● Extracted information
--- BEGIN ---
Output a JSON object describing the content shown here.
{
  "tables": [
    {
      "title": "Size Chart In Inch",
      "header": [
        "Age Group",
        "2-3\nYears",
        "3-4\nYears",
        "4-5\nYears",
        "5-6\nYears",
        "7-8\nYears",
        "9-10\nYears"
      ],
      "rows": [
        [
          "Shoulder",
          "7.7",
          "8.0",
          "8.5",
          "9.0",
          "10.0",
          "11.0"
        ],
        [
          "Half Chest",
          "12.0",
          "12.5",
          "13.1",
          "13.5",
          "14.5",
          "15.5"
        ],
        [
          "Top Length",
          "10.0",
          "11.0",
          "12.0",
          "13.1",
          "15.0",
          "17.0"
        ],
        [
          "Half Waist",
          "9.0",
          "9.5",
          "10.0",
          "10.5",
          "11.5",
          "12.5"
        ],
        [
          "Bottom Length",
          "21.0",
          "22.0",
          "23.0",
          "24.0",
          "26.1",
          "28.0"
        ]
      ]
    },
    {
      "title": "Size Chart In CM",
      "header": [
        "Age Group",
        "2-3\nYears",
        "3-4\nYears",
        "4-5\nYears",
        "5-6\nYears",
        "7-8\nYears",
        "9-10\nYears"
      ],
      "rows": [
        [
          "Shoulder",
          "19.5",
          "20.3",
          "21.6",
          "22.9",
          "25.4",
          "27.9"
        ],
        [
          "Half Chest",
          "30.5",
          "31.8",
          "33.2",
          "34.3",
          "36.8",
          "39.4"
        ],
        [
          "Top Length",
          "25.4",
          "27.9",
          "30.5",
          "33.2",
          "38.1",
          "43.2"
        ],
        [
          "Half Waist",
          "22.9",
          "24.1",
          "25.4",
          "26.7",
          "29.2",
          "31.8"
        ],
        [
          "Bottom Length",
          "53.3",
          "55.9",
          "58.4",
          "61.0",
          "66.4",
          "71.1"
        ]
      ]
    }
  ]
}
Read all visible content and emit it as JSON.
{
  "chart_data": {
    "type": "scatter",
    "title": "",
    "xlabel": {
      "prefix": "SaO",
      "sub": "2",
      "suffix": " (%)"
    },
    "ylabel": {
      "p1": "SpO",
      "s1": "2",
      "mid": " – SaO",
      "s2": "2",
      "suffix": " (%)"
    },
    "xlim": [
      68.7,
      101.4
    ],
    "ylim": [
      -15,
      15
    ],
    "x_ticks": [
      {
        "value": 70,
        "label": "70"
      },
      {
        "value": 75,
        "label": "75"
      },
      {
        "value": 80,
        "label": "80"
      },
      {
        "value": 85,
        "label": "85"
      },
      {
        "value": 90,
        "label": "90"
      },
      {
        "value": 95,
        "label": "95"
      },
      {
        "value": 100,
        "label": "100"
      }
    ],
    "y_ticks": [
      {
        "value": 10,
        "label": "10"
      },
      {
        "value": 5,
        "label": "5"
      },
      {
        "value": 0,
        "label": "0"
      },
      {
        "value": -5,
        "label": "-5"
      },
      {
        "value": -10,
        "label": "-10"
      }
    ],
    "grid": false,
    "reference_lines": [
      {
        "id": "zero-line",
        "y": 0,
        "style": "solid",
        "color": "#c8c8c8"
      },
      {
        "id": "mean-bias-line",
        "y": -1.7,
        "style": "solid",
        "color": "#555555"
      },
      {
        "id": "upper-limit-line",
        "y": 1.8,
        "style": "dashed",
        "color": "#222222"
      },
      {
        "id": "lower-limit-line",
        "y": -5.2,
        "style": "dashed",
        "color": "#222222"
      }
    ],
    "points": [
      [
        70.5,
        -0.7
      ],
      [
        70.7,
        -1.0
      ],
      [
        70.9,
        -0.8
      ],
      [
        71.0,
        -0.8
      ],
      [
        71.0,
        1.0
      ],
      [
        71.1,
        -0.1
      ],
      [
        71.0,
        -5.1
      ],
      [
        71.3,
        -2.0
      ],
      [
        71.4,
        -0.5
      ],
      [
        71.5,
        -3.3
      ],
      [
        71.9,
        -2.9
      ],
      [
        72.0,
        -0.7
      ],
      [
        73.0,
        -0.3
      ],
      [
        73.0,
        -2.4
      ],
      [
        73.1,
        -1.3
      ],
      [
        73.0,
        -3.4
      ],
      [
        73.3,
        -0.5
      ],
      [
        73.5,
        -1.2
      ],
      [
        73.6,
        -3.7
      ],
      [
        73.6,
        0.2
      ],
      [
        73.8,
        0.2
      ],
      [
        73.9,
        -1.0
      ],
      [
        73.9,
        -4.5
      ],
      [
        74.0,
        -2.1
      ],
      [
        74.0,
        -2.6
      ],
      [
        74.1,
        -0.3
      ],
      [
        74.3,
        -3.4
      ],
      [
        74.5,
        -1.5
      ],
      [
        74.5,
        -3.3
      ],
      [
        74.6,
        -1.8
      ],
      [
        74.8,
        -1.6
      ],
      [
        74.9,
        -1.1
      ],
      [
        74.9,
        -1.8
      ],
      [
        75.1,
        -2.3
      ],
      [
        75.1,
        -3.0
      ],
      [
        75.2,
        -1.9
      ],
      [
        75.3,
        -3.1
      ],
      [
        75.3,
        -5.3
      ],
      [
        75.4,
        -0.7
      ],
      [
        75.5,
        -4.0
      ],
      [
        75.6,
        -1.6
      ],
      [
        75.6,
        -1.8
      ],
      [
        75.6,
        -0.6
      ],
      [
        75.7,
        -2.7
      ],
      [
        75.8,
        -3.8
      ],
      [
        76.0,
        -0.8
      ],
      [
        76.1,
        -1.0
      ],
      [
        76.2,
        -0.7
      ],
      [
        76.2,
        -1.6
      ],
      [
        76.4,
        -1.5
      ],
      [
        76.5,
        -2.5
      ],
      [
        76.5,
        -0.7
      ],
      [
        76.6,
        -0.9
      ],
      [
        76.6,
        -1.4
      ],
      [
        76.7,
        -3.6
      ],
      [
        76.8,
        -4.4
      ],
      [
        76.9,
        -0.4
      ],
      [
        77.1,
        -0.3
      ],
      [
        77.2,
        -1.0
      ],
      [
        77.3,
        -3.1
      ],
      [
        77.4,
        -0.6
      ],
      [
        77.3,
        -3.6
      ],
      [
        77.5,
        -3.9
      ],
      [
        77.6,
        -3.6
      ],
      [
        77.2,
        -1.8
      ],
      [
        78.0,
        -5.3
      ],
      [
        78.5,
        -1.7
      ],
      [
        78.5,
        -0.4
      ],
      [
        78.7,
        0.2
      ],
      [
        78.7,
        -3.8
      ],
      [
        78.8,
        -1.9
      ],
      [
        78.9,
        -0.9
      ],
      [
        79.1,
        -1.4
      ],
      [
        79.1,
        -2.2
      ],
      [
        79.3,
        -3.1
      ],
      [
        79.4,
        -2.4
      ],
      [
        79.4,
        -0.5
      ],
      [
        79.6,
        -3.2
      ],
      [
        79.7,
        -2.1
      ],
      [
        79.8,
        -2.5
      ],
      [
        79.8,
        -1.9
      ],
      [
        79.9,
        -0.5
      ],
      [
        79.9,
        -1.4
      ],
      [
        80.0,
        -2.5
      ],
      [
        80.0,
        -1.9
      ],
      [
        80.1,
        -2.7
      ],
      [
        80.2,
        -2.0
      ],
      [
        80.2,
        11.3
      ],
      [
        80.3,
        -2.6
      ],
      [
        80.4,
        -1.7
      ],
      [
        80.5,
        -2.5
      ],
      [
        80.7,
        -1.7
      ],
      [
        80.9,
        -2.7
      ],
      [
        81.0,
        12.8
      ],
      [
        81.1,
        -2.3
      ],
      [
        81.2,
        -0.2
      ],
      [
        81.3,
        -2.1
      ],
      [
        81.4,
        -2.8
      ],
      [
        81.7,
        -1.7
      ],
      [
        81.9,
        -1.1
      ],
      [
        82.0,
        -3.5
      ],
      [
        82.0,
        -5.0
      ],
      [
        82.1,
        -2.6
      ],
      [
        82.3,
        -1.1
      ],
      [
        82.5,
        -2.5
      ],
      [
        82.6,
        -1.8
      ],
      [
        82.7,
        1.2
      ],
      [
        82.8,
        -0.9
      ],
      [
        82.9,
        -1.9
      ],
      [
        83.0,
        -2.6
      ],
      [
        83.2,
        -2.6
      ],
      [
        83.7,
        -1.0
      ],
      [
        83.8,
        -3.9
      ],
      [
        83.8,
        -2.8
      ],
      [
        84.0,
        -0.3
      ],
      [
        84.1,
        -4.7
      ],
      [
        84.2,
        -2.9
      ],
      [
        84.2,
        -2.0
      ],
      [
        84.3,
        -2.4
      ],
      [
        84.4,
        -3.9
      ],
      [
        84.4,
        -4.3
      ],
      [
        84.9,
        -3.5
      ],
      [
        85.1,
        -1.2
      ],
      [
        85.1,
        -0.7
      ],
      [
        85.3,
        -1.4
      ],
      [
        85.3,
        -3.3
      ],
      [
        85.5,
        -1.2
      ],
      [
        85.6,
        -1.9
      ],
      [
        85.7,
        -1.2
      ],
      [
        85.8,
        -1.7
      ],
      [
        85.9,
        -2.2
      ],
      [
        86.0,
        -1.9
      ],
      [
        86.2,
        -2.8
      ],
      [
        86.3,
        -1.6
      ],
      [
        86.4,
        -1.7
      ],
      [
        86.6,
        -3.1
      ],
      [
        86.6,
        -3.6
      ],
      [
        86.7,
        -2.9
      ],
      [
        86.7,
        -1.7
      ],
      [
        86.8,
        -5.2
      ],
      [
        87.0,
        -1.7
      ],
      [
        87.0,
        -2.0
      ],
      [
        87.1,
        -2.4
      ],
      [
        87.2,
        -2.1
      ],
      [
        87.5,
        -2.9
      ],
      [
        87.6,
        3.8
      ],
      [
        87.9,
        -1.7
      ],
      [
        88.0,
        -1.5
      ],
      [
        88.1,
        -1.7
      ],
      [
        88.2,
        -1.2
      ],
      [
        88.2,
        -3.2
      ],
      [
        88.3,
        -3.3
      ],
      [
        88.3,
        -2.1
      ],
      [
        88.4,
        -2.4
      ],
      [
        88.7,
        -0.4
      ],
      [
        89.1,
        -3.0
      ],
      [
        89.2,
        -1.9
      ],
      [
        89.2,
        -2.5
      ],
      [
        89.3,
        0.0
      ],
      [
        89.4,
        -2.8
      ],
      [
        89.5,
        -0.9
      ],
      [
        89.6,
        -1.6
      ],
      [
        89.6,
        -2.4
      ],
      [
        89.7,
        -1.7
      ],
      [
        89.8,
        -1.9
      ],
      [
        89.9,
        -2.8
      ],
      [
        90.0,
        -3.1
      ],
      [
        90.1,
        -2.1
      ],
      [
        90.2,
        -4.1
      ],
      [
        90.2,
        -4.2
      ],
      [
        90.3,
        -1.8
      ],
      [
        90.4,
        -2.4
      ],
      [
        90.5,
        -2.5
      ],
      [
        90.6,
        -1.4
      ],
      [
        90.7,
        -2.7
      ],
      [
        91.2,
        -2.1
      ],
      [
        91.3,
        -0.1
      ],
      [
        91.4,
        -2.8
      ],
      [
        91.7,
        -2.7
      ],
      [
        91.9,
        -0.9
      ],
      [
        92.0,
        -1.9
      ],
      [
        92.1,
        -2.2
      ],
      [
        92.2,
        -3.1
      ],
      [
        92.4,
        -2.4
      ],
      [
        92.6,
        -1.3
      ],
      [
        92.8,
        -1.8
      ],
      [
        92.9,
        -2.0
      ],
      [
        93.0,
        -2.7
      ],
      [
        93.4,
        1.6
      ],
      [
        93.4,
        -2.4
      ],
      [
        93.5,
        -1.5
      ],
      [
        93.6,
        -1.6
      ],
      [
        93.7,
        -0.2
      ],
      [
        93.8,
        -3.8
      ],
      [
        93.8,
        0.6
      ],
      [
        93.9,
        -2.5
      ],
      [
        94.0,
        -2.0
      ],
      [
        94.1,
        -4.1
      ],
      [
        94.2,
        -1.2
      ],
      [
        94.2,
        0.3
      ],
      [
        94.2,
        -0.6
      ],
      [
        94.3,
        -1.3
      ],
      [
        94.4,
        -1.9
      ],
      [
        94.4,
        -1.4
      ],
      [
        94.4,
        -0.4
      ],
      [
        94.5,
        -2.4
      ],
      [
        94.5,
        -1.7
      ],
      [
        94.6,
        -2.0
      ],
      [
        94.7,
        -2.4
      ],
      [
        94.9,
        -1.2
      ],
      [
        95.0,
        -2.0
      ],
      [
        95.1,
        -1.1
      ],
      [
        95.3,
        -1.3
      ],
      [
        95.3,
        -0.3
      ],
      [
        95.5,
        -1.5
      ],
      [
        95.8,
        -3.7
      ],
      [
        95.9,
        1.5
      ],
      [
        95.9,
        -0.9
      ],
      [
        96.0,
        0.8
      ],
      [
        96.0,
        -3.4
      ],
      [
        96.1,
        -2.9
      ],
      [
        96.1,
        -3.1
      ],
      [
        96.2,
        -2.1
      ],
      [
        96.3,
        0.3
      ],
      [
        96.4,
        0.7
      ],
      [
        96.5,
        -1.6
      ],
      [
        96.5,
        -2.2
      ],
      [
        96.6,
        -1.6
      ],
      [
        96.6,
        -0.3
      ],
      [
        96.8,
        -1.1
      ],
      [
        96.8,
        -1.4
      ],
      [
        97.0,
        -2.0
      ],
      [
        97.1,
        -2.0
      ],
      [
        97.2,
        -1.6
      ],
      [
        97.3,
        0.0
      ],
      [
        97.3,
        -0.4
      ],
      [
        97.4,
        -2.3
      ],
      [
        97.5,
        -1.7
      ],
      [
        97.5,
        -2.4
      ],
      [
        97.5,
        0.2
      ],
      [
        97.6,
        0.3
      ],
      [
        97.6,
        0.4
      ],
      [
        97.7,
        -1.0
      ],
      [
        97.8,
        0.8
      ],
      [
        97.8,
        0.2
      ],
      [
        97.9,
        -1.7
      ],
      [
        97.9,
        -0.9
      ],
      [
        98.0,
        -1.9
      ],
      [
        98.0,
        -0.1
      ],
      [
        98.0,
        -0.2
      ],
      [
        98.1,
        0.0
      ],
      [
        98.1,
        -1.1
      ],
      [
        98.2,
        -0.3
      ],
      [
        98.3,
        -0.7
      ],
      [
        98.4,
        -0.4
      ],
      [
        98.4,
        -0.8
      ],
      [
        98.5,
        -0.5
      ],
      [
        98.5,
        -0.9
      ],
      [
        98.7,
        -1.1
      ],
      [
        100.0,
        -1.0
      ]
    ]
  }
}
--- END ---
● Given problem
Note each line of the entries that has "value" in it, and copy those lines.

● Result of the exercise
        "value": 70,
        "value": 75,
        "value": 80,
        "value": 85,
        "value": 90,
        "value": 95,
        "value": 100,
        "value": 10,
        "value": 5,
        "value": 0,
        "value": -5,
        "value": -10,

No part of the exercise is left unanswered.